**Required work**
Which lines hold the string "уполномоченных"? Copy every one of them.

*-*-*

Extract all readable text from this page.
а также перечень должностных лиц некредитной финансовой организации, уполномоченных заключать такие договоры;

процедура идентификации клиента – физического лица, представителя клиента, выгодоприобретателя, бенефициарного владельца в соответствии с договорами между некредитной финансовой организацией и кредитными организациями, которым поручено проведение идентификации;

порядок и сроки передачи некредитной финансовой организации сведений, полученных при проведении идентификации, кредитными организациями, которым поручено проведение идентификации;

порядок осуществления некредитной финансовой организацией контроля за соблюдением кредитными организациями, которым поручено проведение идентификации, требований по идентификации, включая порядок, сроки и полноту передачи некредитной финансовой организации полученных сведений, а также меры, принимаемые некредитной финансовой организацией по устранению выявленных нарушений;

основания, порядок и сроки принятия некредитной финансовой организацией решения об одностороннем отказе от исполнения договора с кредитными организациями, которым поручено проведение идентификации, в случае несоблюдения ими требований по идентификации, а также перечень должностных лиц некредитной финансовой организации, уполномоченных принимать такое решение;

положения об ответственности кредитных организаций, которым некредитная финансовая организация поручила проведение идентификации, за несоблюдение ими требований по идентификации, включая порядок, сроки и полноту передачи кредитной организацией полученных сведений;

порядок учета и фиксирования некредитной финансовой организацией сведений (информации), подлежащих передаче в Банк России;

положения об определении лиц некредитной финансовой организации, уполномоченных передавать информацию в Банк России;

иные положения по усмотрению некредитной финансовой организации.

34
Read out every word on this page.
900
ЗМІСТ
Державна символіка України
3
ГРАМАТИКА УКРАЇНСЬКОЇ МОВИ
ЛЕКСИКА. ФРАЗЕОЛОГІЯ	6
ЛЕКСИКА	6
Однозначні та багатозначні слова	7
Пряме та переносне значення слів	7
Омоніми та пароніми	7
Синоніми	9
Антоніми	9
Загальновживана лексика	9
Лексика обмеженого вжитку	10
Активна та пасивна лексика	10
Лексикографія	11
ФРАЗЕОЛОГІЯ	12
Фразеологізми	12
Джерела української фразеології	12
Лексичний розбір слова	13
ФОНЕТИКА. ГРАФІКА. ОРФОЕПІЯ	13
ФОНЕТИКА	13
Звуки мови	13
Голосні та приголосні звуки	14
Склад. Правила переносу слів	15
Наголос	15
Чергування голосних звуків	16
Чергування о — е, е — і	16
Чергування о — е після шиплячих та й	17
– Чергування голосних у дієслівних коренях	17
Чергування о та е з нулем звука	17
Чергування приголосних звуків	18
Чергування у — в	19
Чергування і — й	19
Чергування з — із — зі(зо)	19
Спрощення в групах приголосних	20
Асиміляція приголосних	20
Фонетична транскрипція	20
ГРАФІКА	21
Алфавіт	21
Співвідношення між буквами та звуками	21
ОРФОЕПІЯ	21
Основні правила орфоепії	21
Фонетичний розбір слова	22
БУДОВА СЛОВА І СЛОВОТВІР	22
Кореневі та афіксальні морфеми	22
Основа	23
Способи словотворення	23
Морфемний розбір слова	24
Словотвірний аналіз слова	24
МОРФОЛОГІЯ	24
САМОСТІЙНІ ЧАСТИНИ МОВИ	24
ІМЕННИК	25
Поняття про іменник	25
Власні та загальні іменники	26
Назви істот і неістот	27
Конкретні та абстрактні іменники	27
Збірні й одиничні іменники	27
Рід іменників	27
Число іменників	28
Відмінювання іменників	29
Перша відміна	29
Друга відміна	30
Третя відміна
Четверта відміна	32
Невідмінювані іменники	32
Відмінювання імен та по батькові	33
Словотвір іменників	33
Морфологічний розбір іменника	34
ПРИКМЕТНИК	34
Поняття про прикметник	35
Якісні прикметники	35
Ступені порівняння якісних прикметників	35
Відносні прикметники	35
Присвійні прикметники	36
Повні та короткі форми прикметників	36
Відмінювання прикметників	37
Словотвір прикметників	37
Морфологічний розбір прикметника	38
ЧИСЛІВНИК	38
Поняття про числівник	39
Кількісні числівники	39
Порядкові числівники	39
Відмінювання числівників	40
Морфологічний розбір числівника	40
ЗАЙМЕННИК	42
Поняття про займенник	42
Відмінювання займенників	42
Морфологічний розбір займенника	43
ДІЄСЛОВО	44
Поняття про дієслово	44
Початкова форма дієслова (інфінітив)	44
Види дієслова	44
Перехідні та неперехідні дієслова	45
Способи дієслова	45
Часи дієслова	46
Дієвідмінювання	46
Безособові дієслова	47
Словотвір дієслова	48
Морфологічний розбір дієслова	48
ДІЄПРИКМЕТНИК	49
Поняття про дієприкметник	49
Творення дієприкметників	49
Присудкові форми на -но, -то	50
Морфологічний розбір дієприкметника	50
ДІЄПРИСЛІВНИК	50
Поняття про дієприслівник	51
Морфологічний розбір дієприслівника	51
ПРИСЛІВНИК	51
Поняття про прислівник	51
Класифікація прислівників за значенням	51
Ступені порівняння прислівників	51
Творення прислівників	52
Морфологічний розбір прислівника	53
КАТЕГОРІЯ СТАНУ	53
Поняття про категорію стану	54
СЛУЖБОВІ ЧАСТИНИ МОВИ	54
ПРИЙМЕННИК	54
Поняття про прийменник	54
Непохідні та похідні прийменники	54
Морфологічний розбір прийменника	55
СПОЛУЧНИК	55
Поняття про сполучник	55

*-*-*

**Solved exercise**
а также перечень должностных лиц некредитной финансовой организации, уполномоченных заключать такие договоры;
основания, порядок и сроки принятия некредитной финансовой организацией решения об одностороннем отказе от исполнения договора с кредитными организациями, которым поручено проведение идентификации, в случае несоблюдения ими требований по идентификации, а также перечень должностных лиц некредитной финансовой организации, уполномоченных принимать такое решение;
положения об определении лиц некредитной финансовой организации, уполномоченных передавать информацию в Банк России;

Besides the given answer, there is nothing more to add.